> [RECORDS]
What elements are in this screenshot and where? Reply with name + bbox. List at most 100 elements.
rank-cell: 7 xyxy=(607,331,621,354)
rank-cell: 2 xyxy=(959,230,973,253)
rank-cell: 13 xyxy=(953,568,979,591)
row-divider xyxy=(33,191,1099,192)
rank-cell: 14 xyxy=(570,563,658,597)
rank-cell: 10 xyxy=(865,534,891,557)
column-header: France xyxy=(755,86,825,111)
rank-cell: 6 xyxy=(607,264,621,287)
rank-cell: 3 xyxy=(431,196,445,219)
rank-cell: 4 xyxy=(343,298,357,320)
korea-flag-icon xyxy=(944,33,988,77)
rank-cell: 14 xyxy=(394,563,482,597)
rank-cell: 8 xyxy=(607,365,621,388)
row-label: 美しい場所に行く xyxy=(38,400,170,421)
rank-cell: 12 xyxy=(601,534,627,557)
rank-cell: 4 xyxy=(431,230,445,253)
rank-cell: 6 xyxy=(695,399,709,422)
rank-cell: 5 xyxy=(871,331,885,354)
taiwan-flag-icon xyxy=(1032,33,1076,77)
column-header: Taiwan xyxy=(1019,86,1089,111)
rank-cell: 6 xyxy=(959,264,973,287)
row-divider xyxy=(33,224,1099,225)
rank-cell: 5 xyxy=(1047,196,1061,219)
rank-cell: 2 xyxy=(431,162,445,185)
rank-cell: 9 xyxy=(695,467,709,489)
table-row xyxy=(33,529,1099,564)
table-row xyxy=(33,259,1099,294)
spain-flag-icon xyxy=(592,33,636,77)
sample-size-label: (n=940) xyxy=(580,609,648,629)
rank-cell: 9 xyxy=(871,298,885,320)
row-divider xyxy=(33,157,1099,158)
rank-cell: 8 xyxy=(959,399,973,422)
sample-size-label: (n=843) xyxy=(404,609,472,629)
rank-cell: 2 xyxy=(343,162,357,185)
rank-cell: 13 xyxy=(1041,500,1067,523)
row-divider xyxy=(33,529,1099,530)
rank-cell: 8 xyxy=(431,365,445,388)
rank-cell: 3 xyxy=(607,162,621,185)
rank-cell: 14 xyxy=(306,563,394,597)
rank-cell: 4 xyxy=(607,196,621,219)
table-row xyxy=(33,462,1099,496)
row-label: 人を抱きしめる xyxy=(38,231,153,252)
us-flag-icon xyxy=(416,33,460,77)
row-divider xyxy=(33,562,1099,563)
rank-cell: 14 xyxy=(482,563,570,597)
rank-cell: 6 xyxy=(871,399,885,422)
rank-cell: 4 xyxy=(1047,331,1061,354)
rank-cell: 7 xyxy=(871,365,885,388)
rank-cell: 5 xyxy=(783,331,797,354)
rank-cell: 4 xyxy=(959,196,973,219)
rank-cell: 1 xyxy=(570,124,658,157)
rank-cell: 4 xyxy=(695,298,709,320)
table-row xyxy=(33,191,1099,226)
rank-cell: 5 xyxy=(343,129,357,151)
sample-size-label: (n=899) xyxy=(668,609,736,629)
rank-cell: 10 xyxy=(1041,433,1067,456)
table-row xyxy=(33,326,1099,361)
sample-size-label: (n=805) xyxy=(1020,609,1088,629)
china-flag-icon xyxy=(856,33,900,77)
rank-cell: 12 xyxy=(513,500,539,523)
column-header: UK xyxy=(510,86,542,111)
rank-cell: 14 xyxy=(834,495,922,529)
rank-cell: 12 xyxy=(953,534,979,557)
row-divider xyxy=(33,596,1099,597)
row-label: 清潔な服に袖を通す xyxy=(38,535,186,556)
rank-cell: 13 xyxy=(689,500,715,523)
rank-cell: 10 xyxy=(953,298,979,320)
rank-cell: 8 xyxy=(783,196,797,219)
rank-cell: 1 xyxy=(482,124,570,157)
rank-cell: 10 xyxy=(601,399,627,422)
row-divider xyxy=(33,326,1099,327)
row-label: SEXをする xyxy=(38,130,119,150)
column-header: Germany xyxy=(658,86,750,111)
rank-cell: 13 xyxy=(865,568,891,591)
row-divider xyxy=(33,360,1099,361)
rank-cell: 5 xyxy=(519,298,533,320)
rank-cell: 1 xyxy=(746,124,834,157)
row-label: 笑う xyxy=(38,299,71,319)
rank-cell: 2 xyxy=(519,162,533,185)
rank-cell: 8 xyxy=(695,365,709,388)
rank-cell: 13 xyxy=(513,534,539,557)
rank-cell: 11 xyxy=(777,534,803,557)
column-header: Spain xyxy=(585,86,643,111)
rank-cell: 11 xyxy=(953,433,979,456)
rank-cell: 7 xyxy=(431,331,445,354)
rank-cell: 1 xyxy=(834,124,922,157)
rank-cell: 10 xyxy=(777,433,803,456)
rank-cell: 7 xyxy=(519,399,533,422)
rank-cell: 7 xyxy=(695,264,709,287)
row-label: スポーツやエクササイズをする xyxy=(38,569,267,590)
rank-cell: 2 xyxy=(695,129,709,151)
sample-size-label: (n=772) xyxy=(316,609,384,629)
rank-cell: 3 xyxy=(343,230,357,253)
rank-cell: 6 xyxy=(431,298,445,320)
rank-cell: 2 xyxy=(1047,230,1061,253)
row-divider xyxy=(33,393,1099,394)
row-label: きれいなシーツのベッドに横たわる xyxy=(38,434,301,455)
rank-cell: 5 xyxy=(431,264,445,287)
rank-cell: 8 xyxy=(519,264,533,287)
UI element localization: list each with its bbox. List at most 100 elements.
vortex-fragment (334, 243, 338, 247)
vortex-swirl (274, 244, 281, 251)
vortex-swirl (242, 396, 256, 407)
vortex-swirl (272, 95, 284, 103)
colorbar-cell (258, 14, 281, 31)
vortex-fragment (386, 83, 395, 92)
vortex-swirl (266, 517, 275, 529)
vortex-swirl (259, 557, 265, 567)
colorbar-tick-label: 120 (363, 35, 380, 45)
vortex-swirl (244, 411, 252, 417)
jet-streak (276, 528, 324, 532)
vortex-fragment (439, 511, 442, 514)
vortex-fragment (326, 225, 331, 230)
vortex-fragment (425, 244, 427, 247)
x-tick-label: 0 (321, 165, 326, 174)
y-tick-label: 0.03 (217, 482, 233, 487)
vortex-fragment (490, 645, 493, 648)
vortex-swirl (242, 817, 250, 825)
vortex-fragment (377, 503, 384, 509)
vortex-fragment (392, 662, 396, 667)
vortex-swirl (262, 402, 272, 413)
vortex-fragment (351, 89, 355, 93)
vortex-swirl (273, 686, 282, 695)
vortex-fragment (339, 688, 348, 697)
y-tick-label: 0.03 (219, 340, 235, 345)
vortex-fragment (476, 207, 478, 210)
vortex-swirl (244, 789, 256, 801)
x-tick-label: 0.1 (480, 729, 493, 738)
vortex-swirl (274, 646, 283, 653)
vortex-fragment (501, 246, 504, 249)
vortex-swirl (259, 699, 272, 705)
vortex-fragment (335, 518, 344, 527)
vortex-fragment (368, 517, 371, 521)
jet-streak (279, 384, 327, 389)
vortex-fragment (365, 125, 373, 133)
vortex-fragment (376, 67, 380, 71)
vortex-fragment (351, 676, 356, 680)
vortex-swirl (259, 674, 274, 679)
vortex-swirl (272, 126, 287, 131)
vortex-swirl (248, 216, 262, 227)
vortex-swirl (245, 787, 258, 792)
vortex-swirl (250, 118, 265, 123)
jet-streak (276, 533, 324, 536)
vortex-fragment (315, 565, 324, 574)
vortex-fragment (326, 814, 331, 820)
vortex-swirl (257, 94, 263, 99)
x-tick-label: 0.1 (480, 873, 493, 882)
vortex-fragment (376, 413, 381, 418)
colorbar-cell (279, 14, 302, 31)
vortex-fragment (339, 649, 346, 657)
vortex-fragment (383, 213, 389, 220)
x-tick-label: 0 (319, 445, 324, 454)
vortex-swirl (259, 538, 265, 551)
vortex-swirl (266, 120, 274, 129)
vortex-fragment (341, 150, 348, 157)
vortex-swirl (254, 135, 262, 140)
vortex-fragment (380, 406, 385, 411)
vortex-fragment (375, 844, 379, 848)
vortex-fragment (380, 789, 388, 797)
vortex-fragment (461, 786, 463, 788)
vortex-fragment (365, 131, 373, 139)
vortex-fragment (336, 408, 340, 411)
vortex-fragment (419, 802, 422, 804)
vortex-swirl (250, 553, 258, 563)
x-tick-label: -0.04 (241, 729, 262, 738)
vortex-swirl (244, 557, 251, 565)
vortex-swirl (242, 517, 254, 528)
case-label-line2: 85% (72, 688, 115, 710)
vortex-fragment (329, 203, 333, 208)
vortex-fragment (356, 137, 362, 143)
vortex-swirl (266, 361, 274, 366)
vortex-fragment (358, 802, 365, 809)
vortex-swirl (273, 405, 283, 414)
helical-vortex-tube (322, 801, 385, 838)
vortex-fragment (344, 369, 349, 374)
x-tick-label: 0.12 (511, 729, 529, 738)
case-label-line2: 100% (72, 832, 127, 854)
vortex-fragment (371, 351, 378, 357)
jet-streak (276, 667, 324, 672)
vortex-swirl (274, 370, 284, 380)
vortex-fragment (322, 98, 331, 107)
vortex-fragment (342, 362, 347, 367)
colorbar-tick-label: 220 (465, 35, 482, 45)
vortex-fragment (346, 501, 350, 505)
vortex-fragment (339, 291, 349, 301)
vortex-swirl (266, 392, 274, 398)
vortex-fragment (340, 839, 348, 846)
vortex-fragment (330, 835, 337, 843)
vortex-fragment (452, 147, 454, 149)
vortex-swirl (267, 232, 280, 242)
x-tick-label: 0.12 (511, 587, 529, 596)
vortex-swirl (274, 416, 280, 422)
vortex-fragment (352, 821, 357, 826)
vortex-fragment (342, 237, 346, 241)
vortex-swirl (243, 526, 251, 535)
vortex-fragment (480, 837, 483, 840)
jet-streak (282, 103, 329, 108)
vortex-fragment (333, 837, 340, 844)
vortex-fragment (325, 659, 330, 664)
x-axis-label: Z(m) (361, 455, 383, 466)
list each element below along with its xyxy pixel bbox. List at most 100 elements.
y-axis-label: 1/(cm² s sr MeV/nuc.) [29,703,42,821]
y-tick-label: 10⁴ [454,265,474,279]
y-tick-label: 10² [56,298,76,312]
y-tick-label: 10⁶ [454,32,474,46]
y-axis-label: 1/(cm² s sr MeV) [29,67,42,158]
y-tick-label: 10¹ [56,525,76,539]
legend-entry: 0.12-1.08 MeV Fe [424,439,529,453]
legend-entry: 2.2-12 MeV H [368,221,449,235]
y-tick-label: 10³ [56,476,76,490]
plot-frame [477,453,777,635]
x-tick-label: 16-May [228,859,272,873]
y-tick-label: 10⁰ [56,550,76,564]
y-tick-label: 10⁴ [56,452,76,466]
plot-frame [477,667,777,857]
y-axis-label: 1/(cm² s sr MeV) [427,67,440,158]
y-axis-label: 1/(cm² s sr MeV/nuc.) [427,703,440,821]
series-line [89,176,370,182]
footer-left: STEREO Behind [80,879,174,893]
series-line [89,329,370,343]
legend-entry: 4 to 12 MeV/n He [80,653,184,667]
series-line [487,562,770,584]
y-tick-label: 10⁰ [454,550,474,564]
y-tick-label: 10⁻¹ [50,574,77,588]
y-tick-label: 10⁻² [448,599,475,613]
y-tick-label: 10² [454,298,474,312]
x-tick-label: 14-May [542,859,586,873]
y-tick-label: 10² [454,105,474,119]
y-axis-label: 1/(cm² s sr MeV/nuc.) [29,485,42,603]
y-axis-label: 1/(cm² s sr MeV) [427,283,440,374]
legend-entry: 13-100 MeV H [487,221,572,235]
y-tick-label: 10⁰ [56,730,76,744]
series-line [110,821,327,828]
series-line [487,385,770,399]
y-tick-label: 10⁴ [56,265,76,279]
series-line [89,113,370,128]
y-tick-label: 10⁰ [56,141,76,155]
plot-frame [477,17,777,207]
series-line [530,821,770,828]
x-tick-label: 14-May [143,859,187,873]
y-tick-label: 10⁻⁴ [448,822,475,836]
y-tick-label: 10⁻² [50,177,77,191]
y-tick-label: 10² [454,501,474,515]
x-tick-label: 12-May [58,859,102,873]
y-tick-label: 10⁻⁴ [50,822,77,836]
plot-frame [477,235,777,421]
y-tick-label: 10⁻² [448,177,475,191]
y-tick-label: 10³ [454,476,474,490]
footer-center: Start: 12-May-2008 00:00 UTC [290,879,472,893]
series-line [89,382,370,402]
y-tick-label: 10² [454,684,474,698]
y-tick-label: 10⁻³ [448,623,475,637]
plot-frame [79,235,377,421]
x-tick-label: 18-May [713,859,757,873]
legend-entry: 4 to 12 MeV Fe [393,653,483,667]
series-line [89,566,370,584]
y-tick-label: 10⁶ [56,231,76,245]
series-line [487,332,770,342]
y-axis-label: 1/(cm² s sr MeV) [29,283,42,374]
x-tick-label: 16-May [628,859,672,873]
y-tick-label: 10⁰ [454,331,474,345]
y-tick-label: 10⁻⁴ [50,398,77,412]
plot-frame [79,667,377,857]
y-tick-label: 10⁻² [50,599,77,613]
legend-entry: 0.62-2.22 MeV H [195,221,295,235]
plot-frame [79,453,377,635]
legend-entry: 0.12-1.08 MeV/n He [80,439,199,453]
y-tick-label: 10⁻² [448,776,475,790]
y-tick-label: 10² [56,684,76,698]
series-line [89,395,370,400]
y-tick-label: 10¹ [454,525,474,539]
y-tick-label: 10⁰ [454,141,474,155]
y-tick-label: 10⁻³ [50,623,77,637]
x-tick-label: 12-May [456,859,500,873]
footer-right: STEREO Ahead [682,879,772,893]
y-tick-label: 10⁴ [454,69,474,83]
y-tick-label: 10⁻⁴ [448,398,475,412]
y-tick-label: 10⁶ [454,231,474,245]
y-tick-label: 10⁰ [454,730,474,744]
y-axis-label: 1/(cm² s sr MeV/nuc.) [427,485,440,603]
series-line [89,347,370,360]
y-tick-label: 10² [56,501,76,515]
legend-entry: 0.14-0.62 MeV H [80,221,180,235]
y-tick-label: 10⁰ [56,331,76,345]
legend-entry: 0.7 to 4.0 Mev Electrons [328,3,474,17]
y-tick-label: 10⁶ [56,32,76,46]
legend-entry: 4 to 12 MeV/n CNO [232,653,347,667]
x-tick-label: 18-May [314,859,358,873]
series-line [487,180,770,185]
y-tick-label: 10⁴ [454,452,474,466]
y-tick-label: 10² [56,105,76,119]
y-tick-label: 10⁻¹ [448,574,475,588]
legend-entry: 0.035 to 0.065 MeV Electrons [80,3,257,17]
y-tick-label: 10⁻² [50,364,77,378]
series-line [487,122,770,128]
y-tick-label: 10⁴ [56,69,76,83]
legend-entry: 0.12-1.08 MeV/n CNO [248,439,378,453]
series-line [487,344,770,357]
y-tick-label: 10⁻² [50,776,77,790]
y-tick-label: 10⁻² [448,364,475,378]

> [DIRECTIVE] Copy out the lines word for word, starting at the first line and ending at the line that contains "row-label: 美しい場所に行く xyxy=(38,400,170,421)".

> [TASK RESPONSE]
What elements are in this screenshot and where? Reply with name + bbox. List at most 100 elements.
rank-cell: 7 xyxy=(607,331,621,354)
rank-cell: 2 xyxy=(959,230,973,253)
rank-cell: 13 xyxy=(953,568,979,591)
row-divider xyxy=(33,191,1099,192)
rank-cell: 14 xyxy=(570,563,658,597)
rank-cell: 10 xyxy=(865,534,891,557)
column-header: France xyxy=(755,86,825,111)
rank-cell: 6 xyxy=(607,264,621,287)
rank-cell: 3 xyxy=(431,196,445,219)
rank-cell: 4 xyxy=(343,298,357,320)
korea-flag-icon xyxy=(944,33,988,77)
rank-cell: 14 xyxy=(394,563,482,597)
rank-cell: 8 xyxy=(607,365,621,388)
row-label: 美しい場所に行く xyxy=(38,400,170,421)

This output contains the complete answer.